+++ MATERIAL TO PROCESS
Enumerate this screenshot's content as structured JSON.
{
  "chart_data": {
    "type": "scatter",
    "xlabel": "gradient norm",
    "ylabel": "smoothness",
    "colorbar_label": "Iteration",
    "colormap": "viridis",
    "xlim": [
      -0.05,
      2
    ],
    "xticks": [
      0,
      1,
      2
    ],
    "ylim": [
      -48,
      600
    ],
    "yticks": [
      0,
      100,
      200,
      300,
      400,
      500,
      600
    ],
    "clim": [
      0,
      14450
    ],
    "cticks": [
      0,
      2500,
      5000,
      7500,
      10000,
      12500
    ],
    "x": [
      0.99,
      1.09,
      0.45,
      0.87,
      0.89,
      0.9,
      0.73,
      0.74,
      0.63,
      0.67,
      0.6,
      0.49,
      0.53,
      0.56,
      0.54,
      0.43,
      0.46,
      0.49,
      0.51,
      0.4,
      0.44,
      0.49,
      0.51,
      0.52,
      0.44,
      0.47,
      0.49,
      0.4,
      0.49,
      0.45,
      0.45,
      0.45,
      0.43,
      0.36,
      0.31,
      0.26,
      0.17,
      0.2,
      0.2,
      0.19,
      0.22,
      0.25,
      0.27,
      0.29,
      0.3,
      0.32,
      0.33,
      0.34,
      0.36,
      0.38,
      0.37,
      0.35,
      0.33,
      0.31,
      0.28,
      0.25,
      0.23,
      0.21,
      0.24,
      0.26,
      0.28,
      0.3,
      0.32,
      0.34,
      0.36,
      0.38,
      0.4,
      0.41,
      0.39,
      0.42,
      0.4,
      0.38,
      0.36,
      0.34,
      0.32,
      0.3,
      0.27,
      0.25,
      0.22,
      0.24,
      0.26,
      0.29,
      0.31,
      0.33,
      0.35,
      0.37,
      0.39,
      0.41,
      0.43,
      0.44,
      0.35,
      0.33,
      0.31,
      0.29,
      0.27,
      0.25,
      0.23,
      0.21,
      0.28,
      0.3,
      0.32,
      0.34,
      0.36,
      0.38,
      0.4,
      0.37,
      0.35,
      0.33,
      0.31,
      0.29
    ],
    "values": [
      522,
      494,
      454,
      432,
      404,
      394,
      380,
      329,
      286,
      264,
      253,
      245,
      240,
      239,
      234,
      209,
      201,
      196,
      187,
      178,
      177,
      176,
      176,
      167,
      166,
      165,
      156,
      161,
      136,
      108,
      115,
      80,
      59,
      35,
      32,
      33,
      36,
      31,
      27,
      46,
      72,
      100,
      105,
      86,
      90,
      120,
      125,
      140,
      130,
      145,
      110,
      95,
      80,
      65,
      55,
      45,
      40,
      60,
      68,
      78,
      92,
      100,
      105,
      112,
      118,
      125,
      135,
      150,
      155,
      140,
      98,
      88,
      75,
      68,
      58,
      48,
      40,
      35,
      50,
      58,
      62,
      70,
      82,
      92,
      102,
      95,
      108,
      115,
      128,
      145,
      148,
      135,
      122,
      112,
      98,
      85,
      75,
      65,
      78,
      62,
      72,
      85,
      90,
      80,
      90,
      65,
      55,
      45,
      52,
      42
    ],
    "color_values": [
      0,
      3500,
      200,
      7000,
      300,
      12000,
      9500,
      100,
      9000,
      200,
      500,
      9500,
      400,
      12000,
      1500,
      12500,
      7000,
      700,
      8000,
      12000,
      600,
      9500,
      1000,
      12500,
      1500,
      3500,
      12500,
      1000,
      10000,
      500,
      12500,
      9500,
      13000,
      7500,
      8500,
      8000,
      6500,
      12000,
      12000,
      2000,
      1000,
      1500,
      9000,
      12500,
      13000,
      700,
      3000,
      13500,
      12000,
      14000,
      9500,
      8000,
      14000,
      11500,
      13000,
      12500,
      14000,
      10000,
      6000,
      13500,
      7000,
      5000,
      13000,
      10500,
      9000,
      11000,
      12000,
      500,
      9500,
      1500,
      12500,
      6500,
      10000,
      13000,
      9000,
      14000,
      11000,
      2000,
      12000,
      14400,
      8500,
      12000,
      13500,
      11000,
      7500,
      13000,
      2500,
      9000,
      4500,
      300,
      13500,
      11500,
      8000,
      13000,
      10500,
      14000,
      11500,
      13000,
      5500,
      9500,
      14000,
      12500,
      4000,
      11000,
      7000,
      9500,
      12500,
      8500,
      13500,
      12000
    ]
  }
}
++++++
+++ MATERIAL TO PROCESS
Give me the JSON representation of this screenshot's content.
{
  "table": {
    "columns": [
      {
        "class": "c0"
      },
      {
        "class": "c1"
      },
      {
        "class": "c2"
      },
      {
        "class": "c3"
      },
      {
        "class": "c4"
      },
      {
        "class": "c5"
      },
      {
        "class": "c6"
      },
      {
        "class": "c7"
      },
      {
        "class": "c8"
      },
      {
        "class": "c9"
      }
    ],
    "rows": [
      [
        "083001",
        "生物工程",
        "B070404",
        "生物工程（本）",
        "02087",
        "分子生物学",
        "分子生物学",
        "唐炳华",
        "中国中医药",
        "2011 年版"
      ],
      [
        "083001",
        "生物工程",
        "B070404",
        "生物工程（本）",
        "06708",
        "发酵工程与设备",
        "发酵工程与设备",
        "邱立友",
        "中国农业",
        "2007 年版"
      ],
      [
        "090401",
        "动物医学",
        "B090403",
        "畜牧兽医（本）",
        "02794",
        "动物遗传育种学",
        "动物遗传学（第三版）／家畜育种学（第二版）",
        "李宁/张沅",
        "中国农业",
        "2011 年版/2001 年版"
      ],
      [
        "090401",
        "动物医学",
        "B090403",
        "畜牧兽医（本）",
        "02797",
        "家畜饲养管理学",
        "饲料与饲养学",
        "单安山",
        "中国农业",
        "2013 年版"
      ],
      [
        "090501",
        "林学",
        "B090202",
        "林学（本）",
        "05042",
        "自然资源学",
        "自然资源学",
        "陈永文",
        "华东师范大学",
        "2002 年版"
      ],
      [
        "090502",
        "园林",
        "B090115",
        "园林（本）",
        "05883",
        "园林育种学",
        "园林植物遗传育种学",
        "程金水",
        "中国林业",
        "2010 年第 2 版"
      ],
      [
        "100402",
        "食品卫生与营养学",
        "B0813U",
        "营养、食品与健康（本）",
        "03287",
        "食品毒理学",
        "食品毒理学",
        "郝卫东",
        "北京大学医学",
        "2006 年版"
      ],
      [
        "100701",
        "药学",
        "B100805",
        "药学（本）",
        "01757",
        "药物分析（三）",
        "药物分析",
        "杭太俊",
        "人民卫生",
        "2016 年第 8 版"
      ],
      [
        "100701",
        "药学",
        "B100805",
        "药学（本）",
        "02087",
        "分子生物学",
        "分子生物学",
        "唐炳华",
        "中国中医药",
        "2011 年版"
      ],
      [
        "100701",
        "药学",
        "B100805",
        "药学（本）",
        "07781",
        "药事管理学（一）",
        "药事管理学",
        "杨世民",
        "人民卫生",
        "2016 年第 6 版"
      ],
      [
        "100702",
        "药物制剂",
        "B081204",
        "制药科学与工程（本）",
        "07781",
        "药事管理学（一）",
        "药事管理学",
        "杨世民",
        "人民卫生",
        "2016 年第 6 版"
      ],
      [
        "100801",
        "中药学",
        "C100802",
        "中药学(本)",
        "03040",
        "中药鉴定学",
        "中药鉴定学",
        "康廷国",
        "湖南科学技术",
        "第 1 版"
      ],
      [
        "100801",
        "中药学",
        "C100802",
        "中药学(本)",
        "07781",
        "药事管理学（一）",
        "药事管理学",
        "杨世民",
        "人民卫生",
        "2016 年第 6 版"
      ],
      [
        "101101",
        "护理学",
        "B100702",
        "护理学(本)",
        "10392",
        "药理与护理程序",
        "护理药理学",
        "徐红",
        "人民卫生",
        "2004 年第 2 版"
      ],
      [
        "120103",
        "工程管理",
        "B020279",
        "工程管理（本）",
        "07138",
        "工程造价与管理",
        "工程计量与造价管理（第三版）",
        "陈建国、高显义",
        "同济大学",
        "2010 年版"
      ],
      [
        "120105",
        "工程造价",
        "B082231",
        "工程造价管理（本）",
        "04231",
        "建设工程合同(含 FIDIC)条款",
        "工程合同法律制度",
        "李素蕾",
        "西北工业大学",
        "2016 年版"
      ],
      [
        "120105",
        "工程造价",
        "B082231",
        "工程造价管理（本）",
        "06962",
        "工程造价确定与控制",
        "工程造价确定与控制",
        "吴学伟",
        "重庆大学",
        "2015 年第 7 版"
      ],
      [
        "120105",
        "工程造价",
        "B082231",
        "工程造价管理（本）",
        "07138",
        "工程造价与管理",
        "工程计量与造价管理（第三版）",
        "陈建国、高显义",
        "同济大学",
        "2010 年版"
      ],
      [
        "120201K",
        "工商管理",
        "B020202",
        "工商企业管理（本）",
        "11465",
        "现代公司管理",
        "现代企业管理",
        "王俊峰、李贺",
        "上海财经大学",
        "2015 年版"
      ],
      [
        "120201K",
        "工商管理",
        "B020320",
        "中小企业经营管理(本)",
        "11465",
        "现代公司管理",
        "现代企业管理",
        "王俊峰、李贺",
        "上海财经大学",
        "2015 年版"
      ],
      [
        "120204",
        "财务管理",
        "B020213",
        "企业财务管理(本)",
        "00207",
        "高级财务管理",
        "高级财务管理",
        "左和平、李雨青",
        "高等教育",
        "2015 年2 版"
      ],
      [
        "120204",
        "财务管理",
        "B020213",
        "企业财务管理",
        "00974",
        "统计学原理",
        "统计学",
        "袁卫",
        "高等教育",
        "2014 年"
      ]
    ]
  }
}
++++++
*WHAT YOU ARE ASKED TO DO*. The word "class" may occur in lines of the records. Report how many such lines there are, giving only the number.

*EXERCISE OUTPUT*. 10